[Description of the task]
Count the lines below that contain the word "right" and give only the number.

[Records to process]
--*--
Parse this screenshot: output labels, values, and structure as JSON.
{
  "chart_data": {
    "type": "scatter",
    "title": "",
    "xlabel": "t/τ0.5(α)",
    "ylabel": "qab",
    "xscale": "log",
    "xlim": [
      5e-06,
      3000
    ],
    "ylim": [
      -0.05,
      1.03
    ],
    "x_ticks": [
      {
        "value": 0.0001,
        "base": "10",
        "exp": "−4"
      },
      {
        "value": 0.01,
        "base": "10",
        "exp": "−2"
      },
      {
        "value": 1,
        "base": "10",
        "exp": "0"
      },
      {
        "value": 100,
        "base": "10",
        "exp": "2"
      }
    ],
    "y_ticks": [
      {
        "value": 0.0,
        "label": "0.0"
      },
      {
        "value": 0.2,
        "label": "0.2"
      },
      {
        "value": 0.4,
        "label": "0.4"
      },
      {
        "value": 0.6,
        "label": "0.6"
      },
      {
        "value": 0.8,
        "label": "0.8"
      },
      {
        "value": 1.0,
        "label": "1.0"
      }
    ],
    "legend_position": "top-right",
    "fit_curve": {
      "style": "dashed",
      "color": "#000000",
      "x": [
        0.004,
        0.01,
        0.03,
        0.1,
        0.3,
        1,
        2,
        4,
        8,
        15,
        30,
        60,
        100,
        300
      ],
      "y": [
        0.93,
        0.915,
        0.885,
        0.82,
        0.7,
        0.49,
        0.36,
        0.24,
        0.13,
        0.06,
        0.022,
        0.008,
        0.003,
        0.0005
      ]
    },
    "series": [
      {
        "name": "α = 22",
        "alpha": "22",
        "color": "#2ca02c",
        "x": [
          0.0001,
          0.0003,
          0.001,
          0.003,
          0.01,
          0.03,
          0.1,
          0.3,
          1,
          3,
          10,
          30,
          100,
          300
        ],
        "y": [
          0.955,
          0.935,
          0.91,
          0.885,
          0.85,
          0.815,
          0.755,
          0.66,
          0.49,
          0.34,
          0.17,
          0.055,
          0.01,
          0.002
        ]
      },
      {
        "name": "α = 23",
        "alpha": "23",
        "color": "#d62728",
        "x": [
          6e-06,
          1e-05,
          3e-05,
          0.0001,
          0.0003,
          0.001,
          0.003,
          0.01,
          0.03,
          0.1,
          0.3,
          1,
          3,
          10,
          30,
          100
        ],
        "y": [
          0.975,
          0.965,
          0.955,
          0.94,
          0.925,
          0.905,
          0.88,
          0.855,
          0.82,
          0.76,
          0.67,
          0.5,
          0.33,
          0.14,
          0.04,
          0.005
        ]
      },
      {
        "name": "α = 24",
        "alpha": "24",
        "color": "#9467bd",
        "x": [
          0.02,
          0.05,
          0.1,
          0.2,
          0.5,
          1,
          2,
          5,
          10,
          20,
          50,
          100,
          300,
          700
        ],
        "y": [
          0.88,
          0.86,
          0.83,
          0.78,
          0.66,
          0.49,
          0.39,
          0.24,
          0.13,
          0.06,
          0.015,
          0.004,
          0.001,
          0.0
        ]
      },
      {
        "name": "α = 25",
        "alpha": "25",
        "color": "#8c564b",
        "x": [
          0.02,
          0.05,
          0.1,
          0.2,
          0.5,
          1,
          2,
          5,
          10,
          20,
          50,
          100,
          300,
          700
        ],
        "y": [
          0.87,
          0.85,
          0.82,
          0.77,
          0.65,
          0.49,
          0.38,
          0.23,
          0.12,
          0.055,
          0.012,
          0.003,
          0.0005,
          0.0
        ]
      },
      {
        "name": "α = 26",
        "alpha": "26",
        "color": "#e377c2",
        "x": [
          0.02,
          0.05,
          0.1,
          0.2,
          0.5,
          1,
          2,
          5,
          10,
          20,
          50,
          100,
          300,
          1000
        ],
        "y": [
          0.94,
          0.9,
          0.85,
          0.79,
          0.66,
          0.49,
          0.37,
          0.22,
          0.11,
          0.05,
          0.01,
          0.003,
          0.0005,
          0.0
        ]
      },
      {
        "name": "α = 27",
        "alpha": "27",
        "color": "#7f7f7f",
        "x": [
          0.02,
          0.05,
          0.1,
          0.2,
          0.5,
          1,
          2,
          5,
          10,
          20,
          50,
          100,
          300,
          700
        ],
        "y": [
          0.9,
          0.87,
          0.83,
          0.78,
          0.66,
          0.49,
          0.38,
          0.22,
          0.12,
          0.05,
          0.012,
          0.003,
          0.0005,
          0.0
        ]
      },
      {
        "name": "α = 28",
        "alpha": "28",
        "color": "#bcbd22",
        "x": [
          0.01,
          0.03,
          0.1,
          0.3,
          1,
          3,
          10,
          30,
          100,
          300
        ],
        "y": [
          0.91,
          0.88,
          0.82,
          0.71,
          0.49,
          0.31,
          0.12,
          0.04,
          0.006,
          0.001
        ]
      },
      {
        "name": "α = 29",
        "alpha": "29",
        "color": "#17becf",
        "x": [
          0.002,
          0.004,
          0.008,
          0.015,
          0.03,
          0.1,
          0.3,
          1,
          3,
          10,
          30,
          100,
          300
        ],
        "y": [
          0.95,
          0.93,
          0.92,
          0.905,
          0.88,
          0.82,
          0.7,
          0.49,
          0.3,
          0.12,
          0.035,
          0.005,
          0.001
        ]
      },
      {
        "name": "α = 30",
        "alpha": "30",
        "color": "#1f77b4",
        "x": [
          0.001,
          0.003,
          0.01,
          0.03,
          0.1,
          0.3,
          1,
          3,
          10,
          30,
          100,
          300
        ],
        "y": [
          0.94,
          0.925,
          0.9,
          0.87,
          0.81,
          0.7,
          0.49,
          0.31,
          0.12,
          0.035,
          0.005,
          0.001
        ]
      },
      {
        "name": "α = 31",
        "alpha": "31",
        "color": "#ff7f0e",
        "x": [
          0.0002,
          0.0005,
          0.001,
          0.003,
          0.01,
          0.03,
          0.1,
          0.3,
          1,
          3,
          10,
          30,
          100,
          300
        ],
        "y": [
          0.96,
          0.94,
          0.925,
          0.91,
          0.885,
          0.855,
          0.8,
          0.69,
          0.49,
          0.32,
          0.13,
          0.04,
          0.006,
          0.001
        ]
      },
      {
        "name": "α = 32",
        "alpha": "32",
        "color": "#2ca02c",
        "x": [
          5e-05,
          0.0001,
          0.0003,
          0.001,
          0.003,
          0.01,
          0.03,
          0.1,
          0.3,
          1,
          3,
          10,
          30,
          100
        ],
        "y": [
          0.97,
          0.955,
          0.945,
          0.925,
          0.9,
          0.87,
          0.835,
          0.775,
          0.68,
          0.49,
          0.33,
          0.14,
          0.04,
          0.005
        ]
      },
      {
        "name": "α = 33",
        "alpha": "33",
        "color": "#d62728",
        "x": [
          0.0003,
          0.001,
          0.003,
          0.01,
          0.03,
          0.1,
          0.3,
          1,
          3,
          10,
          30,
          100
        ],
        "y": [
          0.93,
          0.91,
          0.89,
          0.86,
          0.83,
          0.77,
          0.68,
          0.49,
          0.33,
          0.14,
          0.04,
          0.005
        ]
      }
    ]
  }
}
--*--
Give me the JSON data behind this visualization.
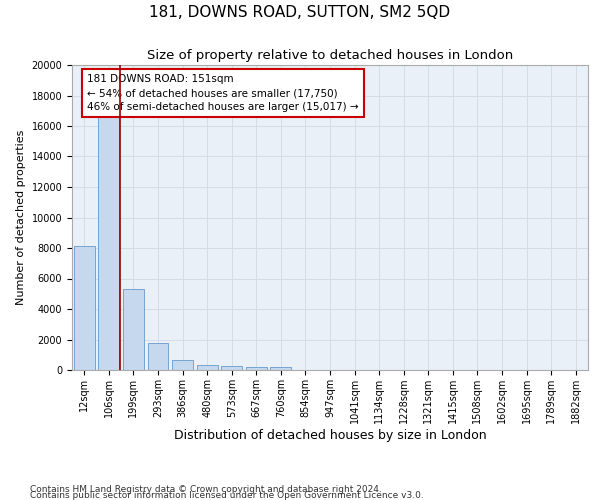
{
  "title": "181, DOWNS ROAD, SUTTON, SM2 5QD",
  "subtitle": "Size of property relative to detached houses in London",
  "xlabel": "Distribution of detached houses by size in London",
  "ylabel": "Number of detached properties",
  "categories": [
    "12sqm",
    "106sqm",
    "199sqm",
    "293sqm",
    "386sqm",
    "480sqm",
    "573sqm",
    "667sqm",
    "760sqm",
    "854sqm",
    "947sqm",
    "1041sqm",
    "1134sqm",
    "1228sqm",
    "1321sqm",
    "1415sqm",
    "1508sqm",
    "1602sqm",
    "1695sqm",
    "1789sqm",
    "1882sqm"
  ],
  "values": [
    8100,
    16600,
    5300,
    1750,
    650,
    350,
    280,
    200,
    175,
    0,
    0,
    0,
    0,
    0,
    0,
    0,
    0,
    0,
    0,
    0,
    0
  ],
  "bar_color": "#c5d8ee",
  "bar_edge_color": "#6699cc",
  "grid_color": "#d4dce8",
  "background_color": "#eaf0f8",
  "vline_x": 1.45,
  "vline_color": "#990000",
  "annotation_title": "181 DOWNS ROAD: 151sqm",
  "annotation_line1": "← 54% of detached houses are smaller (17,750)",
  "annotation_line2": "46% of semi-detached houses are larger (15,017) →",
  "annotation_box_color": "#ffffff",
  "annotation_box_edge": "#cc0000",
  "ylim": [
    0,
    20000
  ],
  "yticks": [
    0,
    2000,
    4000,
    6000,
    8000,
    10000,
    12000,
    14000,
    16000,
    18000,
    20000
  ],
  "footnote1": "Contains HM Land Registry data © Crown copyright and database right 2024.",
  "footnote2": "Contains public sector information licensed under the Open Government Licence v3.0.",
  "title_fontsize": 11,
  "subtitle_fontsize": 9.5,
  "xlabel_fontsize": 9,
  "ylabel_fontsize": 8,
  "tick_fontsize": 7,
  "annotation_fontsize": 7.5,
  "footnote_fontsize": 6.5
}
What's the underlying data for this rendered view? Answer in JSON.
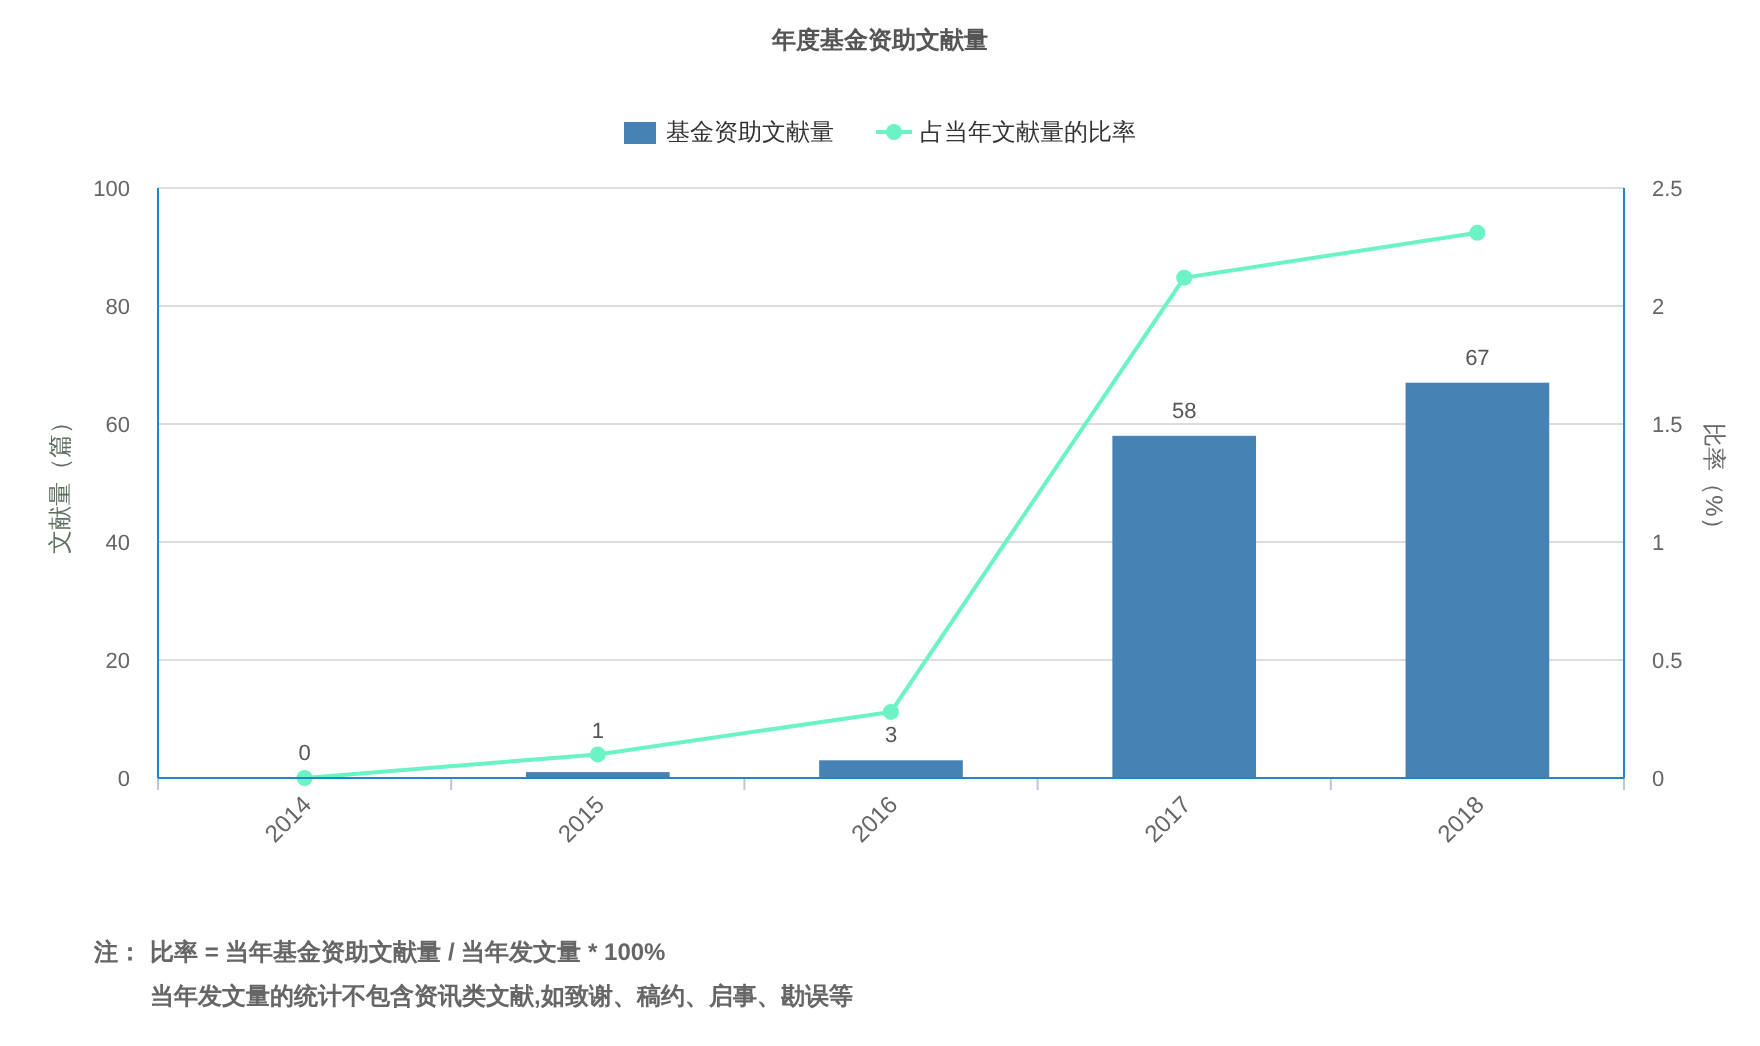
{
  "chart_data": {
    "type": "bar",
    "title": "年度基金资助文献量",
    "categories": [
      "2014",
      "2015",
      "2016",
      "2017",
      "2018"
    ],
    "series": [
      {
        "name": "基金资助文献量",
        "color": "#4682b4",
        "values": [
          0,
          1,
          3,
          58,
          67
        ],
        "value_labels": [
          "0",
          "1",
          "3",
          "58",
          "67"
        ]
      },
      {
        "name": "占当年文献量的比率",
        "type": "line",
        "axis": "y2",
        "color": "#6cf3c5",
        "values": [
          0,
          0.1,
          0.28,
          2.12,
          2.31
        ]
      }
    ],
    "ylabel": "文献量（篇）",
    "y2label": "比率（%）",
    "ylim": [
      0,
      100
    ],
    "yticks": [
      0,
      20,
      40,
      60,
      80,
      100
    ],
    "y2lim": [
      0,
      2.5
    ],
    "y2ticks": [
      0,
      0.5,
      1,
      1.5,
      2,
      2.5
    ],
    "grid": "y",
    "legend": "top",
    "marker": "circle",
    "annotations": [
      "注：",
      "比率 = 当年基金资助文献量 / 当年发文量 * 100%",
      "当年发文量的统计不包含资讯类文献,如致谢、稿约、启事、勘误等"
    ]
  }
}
--*--
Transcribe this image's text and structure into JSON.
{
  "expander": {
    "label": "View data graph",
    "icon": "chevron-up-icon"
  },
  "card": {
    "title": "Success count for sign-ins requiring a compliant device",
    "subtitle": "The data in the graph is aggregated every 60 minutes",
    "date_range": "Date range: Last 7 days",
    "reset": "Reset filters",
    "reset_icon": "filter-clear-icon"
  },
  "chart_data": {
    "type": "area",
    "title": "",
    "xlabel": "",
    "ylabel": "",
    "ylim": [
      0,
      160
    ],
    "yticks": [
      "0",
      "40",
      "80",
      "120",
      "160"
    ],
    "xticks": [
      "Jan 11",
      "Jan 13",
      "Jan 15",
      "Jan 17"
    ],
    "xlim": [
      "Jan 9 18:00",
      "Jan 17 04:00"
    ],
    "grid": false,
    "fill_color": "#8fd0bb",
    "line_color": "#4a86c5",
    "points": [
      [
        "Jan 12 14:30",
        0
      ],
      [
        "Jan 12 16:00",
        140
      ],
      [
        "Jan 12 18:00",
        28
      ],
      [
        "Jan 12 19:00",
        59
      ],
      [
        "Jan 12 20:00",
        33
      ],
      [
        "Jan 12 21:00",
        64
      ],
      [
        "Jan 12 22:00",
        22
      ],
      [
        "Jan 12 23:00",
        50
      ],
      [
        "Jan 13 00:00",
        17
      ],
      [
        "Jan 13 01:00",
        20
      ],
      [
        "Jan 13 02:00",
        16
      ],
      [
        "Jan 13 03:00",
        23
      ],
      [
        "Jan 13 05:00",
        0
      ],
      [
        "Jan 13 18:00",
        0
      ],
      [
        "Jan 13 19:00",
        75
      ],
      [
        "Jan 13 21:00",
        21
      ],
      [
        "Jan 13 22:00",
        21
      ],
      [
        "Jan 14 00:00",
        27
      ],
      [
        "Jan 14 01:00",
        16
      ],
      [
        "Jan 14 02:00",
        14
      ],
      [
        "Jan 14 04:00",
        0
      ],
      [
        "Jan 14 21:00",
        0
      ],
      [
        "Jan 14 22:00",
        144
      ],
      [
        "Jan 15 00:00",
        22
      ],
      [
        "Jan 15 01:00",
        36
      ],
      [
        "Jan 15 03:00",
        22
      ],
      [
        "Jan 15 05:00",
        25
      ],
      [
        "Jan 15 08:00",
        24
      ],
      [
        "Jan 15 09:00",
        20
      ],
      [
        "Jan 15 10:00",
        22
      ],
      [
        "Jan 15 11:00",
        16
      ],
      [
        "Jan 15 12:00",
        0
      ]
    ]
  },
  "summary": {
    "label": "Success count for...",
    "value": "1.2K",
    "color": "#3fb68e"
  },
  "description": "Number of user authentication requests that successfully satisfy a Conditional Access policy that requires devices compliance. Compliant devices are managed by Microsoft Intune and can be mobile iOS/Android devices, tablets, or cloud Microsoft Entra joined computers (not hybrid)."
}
--*--
[Response below]
2